Reproduce all of the data exactly.

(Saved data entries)
┌──
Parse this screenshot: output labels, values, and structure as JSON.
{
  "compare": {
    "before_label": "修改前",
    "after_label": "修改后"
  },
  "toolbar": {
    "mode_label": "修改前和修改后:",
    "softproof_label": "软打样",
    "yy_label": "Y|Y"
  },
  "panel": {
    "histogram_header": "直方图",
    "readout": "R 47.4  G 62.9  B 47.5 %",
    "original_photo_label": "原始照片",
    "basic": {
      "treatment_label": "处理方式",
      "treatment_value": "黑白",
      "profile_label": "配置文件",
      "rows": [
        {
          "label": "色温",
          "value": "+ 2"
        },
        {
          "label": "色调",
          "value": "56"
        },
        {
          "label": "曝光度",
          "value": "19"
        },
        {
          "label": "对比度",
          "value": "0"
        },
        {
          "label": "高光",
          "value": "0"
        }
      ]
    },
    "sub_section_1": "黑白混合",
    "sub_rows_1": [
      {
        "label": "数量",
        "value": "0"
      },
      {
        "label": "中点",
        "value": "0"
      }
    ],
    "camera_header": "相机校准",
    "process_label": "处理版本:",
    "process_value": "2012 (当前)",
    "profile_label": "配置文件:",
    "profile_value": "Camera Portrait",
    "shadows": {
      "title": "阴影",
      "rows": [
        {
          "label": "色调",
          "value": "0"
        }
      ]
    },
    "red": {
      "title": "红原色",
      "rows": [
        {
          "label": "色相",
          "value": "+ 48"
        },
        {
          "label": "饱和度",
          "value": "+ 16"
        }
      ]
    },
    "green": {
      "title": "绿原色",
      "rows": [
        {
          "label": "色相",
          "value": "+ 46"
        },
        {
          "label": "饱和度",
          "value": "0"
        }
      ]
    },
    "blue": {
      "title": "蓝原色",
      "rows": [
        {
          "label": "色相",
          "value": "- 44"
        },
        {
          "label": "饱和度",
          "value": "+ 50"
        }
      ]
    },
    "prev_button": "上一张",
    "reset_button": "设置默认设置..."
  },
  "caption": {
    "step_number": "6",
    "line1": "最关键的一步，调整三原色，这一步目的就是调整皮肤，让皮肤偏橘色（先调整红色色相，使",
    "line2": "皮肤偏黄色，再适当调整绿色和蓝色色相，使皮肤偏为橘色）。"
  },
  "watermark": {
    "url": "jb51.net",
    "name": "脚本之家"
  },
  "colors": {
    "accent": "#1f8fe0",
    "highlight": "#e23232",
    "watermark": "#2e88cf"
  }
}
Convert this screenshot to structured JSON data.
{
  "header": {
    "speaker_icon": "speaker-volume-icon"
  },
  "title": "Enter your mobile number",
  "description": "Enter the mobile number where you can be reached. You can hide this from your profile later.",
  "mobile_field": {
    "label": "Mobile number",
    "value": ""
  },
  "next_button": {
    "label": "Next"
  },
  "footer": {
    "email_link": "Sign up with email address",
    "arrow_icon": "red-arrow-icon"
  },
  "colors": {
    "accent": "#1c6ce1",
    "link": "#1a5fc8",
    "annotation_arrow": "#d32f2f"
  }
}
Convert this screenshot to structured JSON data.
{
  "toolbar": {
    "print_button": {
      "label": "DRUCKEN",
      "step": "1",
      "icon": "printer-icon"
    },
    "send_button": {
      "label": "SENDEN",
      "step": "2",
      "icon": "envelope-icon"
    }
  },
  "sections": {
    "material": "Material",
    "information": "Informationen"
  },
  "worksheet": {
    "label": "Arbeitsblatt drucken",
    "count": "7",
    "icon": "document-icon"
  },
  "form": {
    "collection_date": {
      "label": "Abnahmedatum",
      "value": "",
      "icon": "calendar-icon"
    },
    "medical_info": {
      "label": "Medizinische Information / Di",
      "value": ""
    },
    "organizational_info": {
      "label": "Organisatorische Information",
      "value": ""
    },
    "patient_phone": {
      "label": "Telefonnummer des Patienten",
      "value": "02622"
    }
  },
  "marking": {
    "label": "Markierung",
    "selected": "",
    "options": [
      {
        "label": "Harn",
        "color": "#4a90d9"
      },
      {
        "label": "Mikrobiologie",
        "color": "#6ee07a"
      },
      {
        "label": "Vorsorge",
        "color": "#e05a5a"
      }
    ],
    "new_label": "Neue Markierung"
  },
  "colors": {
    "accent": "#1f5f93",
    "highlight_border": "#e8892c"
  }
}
└──
**Final result**
Parse this screenshot: output labels, values, and structure as JSON.
{
  "compare": {
    "before_label": "修改前",
    "after_label": "修改后"
  },
  "toolbar": {
    "mode_label": "修改前和修改后:",
    "softproof_label": "软打样",
    "yy_label": "Y|Y"
  },
  "panel": {
    "histogram_header": "直方图",
    "readout": "R 47.4  G 62.9  B 47.5 %",
    "original_photo_label": "原始照片",
    "basic": {
      "treatment_label": "处理方式",
      "treatment_value": "黑白",
      "profile_label": "配置文件",
      "rows": [
        {
          "label": "色温",
          "value": "+ 2"
        },
        {
          "label": "色调",
          "value": "56"
        },
        {
          "label": "曝光度",
          "value": "19"
        },
        {
          "label": "对比度",
          "value": "0"
        },
        {
          "label": "高光",
          "value": "0"
        }
      ]
    },
    "sub_section_1": "黑白混合",
    "sub_rows_1": [
      {
        "label": "数量",
        "value": "0"
      },
      {
        "label": "中点",
        "value": "0"
      }
    ],
    "camera_header": "相机校准",
    "process_label": "处理版本:",
    "process_value": "2012 (当前)",
    "profile_label": "配置文件:",
    "profile_value": "Camera Portrait",
    "shadows": {
      "title": "阴影",
      "rows": [
        {
          "label": "色调",
          "value": "0"
        }
      ]
    },
    "red": {
      "title": "红原色",
      "rows": [
        {
          "label": "色相",
          "value": "+ 48"
        },
        {
          "label": "饱和度",
          "value": "+ 16"
        }
      ]
    },
    "green": {
      "title": "绿原色",
      "rows": [
        {
          "label": "色相",
          "value": "+ 46"
        },
        {
          "label": "饱和度",
          "value": "0"
        }
      ]
    },
    "blue": {
      "title": "蓝原色",
      "rows": [
        {
          "label": "色相",
          "value": "- 44"
        },
        {
          "label": "饱和度",
          "value": "+ 50"
        }
      ]
    },
    "prev_button": "上一张",
    "reset_button": "设置默认设置..."
  },
  "caption": {
    "step_number": "6",
    "line1": "最关键的一步，调整三原色，这一步目的就是调整皮肤，让皮肤偏橘色（先调整红色色相，使",
    "line2": "皮肤偏黄色，再适当调整绿色和蓝色色相，使皮肤偏为橘色）。"
  },
  "watermark": {
    "url": "jb51.net",
    "name": "脚本之家"
  },
  "colors": {
    "accent": "#1f8fe0",
    "highlight": "#e23232",
    "watermark": "#2e88cf"
  }
}
Convert this screenshot to structured JSON data.
{
  "header": {
    "speaker_icon": "speaker-volume-icon"
  },
  "title": "Enter your mobile number",
  "description": "Enter the mobile number where you can be reached. You can hide this from your profile later.",
  "mobile_field": {
    "label": "Mobile number",
    "value": ""
  },
  "next_button": {
    "label": "Next"
  },
  "footer": {
    "email_link": "Sign up with email address",
    "arrow_icon": "red-arrow-icon"
  },
  "colors": {
    "accent": "#1c6ce1",
    "link": "#1a5fc8",
    "annotation_arrow": "#d32f2f"
  }
}
Convert this screenshot to structured JSON data.
{
  "toolbar": {
    "print_button": {
      "label": "DRUCKEN",
      "step": "1",
      "icon": "printer-icon"
    },
    "send_button": {
      "label": "SENDEN",
      "step": "2",
      "icon": "envelope-icon"
    }
  },
  "sections": {
    "material": "Material",
    "information": "Informationen"
  },
  "worksheet": {
    "label": "Arbeitsblatt drucken",
    "count": "7",
    "icon": "document-icon"
  },
  "form": {
    "collection_date": {
      "label": "Abnahmedatum",
      "value": "",
      "icon": "calendar-icon"
    },
    "medical_info": {
      "label": "Medizinische Information / Di",
      "value": ""
    },
    "organizational_info": {
      "label": "Organisatorische Information",
      "value": ""
    },
    "patient_phone": {
      "label": "Telefonnummer des Patienten",
      "value": "02622"
    }
  },
  "marking": {
    "label": "Markierung",
    "selected": "",
    "options": [
      {
        "label": "Harn",
        "color": "#4a90d9"
      },
      {
        "label": "Mikrobiologie",
        "color": "#6ee07a"
      },
      {
        "label": "Vorsorge",
        "color": "#e05a5a"
      }
    ],
    "new_label": "Neue Markierung"
  },
  "colors": {
    "accent": "#1f5f93",
    "highlight_border": "#e8892c"
  }
}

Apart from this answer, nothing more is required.